**CHALLENGE:**
Every record should be repeated exactly, except that pictures are left out.

───

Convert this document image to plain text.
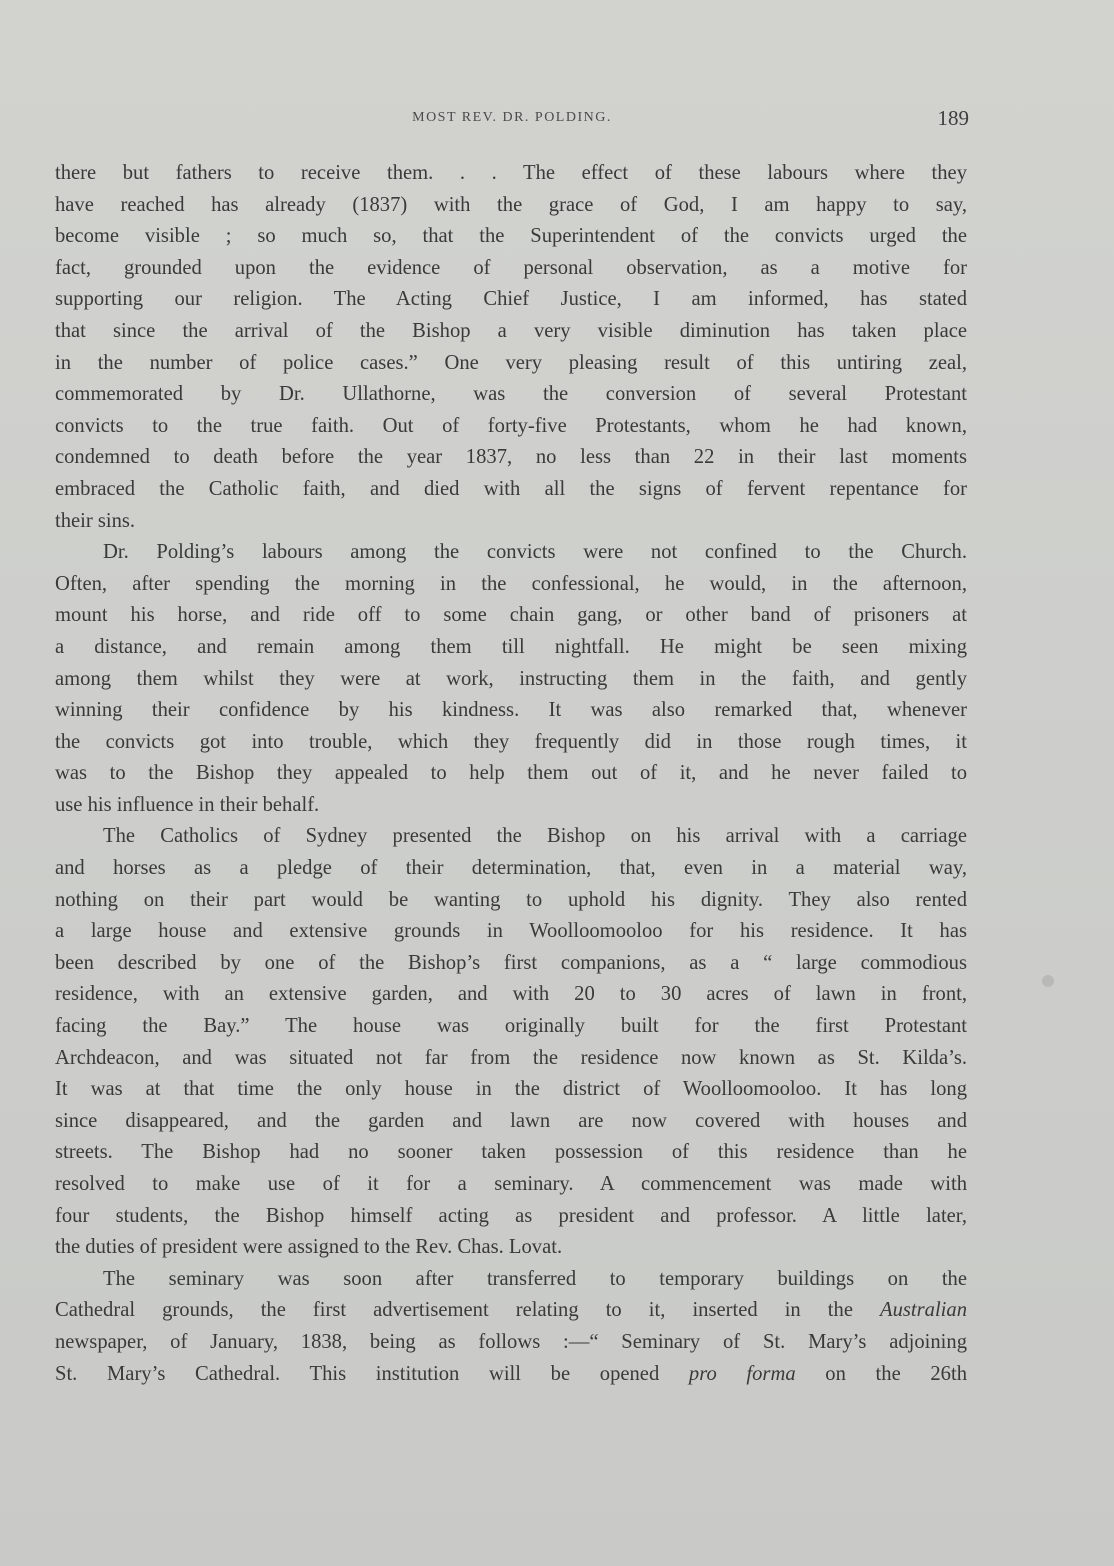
MOST REV. DR. POLDING.	189
there but fathers to receive them. . . The effect of these labours where they
have reached has already (1837) with the grace of God, I am happy to say,
become visible ; so much so, that the Superintendent of the convicts urged the
fact, grounded upon the evidence of personal observation, as a motive for
supporting our religion. The Acting Chief Justice, I am informed, has stated
that since the arrival of the Bishop a very visible diminution has taken place
in the number of police cases.” One very pleasing result of this untiring zeal,
commemorated by Dr. Ullathorne, was the conversion of several Protestant
convicts to the true faith. Out of forty-five Protestants, whom he had known,
condemned to death before the year 1837, no less than 22 in their last moments
embraced the Catholic faith, and died with all the signs of fervent repentance for
their sins.
Dr. Polding’s labours among the convicts were not confined to the Church.
Often, after spending the morning in the confessional, he would, in the afternoon,
mount his horse, and ride off to some chain gang, or other band of prisoners at
a distance, and remain among them till nightfall. He might be seen mixing
among them whilst they were at work, instructing them in the faith, and gently
winning their confidence by his kindness. It was also remarked that, whenever
the convicts got into trouble, which they frequently did in those rough times, it
was to the Bishop they appealed to help them out of it, and he never failed to
use his influence in their behalf.
The Catholics of Sydney presented the Bishop on his arrival with a carriage
and horses as a pledge of their determination, that, even in a material way,
nothing on their part would be wanting to uphold his dignity. They also rented
a large house and extensive grounds in Woolloomooloo for his residence. It has
been described by one of the Bishop’s first companions, as a “ large commodious
residence, with an extensive garden, and with 20 to 30 acres of lawn in front,
facing the Bay.” The house was originally built for the first Protestant
Archdeacon, and was situated not far from the residence now known as St. Kilda’s.
It was at that time the only house in the district of Woolloomooloo. It has long
since disappeared, and the garden and lawn are now covered with houses and
streets. The Bishop had no sooner taken possession of this residence than he
resolved to make use of it for a seminary. A commencement was made with
four students, the Bishop himself acting as president and professor. A little later,
the duties of president were assigned to the Rev. Chas. Lovat.
The seminary was soon after transferred to temporary buildings on the
Cathedral grounds, the first advertisement relating to it, inserted in the Australian
newspaper, of January, 1838, being as follows :—“ Seminary of St. Mary’s adjoining
St. Mary’s Cathedral. This institution will be opened pro forma on the 26th
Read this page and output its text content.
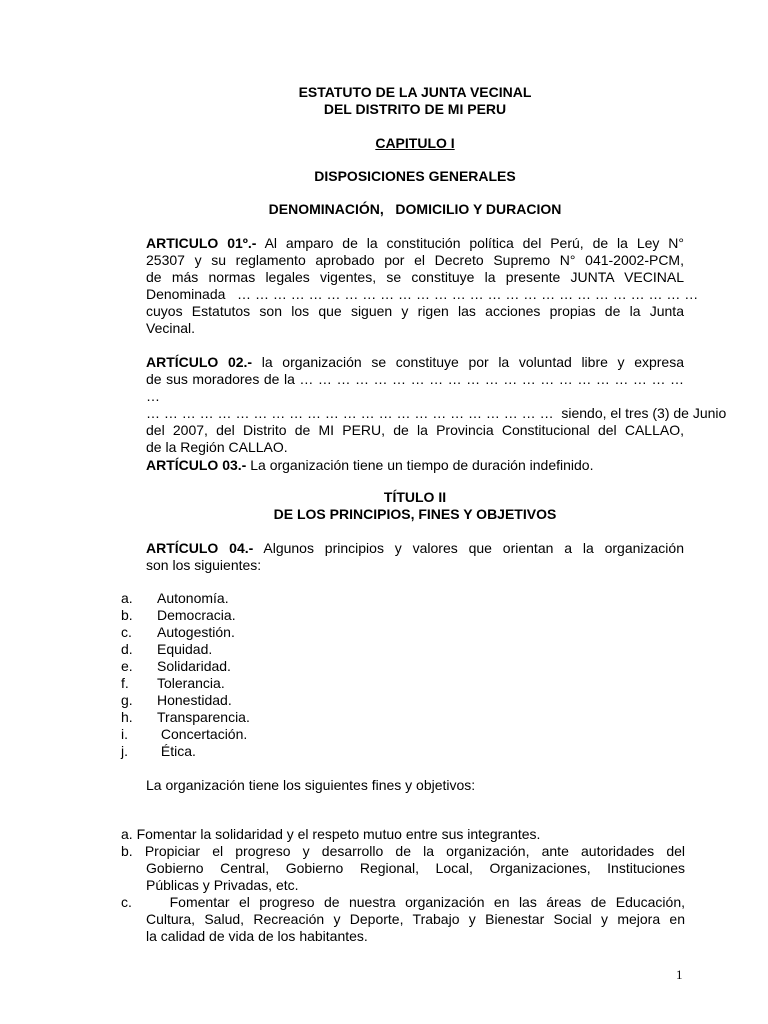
ESTATUTO DE LA JUNTA VECINAL
DEL DISTRITO DE MI PERU
CAPITULO I
DISPOSICIONES GENERALES
DENOMINACIÓN,   DOMICILIO Y DURACION
ARTICULO 01º.- Al amparo de la constitución política del Perú, de la Ley N°
25307 y su reglamento aprobado por el Decreto Supremo N° 041-2002-PCM,
de más normas legales vigentes, se constituye la presente JUNTA VECINAL
Denominada   … … … … … … … … … … … … … … … … … … … … … … … … … …
cuyos Estatutos son los que siguen y rigen las acciones propias de la Junta
Vecinal.
ARTÍCULO 02.- la organización se constituye por la voluntad libre y expresa
de sus moradores de la … … … … … … … … … … … … … … … … … … … … … …
… … … … … … … … … … … … … … … … … … … … … … …  siendo, el tres (3) de Junio
del 2007, del Distrito de MI PERU, de la Provincia Constitucional del CALLAO,
de la Región CALLAO.
ARTÍCULO 03.- La organización tiene un tiempo de duración indefinido.
TÍTULO II
DE LOS PRINCIPIOS, FINES Y OBJETIVOS
ARTÍCULO 04.- Algunos principios y valores que orientan a la organización
son los siguientes:
a. Autonomía.
b. Democracia.
c. Autogestión.
d. Equidad.
e. Solidaridad.
f. Tolerancia.
g. Honestidad.
h. Transparencia.
i. Concertación.
j. Ética.
La organización tiene los siguientes fines y objetivos:
a. Fomentar la solidaridad y el respeto mutuo entre sus integrantes.
b. Propiciar el progreso y desarrollo de la organización, ante autoridades del
Gobierno Central, Gobierno Regional, Local, Organizaciones, Instituciones
Públicas y Privadas, etc.
c.    Fomentar el progreso de nuestra organización en las áreas de Educación,
Cultura, Salud, Recreación y Deporte, Trabajo y Bienestar Social y mejora en
la calidad de vida de los habitantes.
1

───

**RESULT:**
Convert this document image to plain text.
MOST REV. DR. POLDING.	189
there but fathers to receive them. . . The effect of these labours where they
have reached has already (1837) with the grace of God, I am happy to say,
become visible ; so much so, that the Superintendent of the convicts urged the
fact, grounded upon the evidence of personal observation, as a motive for
supporting our religion. The Acting Chief Justice, I am informed, has stated
that since the arrival of the Bishop a very visible diminution has taken place
in the number of police cases.” One very pleasing result of this untiring zeal,
commemorated by Dr. Ullathorne, was the conversion of several Protestant
convicts to the true faith. Out of forty-five Protestants, whom he had known,
condemned to death before the year 1837, no less than 22 in their last moments
embraced the Catholic faith, and died with all the signs of fervent repentance for
their sins.
Dr. Polding’s labours among the convicts were not confined to the Church.
Often, after spending the morning in the confessional, he would, in the afternoon,
mount his horse, and ride off to some chain gang, or other band of prisoners at
a distance, and remain among them till nightfall. He might be seen mixing
among them whilst they were at work, instructing them in the faith, and gently
winning their confidence by his kindness. It was also remarked that, whenever
the convicts got into trouble, which they frequently did in those rough times, it
was to the Bishop they appealed to help them out of it, and he never failed to
use his influence in their behalf.
The Catholics of Sydney presented the Bishop on his arrival with a carriage
and horses as a pledge of their determination, that, even in a material way,
nothing on their part would be wanting to uphold his dignity. They also rented
a large house and extensive grounds in Woolloomooloo for his residence. It has
been described by one of the Bishop’s first companions, as a “ large commodious
residence, with an extensive garden, and with 20 to 30 acres of lawn in front,
facing the Bay.” The house was originally built for the first Protestant
Archdeacon, and was situated not far from the residence now known as St. Kilda’s.
It was at that time the only house in the district of Woolloomooloo. It has long
since disappeared, and the garden and lawn are now covered with houses and
streets. The Bishop had no sooner taken possession of this residence than he
resolved to make use of it for a seminary. A commencement was made with
four students, the Bishop himself acting as president and professor. A little later,
the duties of president were assigned to the Rev. Chas. Lovat.
The seminary was soon after transferred to temporary buildings on the
Cathedral grounds, the first advertisement relating to it, inserted in the Australian
newspaper, of January, 1838, being as follows :—“ Seminary of St. Mary’s adjoining
St. Mary’s Cathedral. This institution will be opened pro forma on the 26th
Read this page and output its text content.
ESTATUTO DE LA JUNTA VECINAL
DEL DISTRITO DE MI PERU
CAPITULO I
DISPOSICIONES GENERALES
DENOMINACIÓN,   DOMICILIO Y DURACION
ARTICULO 01º.- Al amparo de la constitución política del Perú, de la Ley N°
25307 y su reglamento aprobado por el Decreto Supremo N° 041-2002-PCM,
de más normas legales vigentes, se constituye la presente JUNTA VECINAL
Denominada   … … … … … … … … … … … … … … … … … … … … … … … … … …
cuyos Estatutos son los que siguen y rigen las acciones propias de la Junta
Vecinal.
ARTÍCULO 02.- la organización se constituye por la voluntad libre y expresa
de sus moradores de la … … … … … … … … … … … … … … … … … … … … … …
… … … … … … … … … … … … … … … … … … … … … … …  siendo, el tres (3) de Junio
del 2007, del Distrito de MI PERU, de la Provincia Constitucional del CALLAO,
de la Región CALLAO.
ARTÍCULO 03.- La organización tiene un tiempo de duración indefinido.
TÍTULO II
DE LOS PRINCIPIOS, FINES Y OBJETIVOS
ARTÍCULO 04.- Algunos principios y valores que orientan a la organización
son los siguientes:
a. Autonomía.
b. Democracia.
c. Autogestión.
d. Equidad.
e. Solidaridad.
f. Tolerancia.
g. Honestidad.
h. Transparencia.
i. Concertación.
j. Ética.
La organización tiene los siguientes fines y objetivos:
a. Fomentar la solidaridad y el respeto mutuo entre sus integrantes.
b. Propiciar el progreso y desarrollo de la organización, ante autoridades del
Gobierno Central, Gobierno Regional, Local, Organizaciones, Instituciones
Públicas y Privadas, etc.
c.    Fomentar el progreso de nuestra organización en las áreas de Educación,
Cultura, Salud, Recreación y Deporte, Trabajo y Bienestar Social y mejora en
la calidad de vida de los habitantes.
1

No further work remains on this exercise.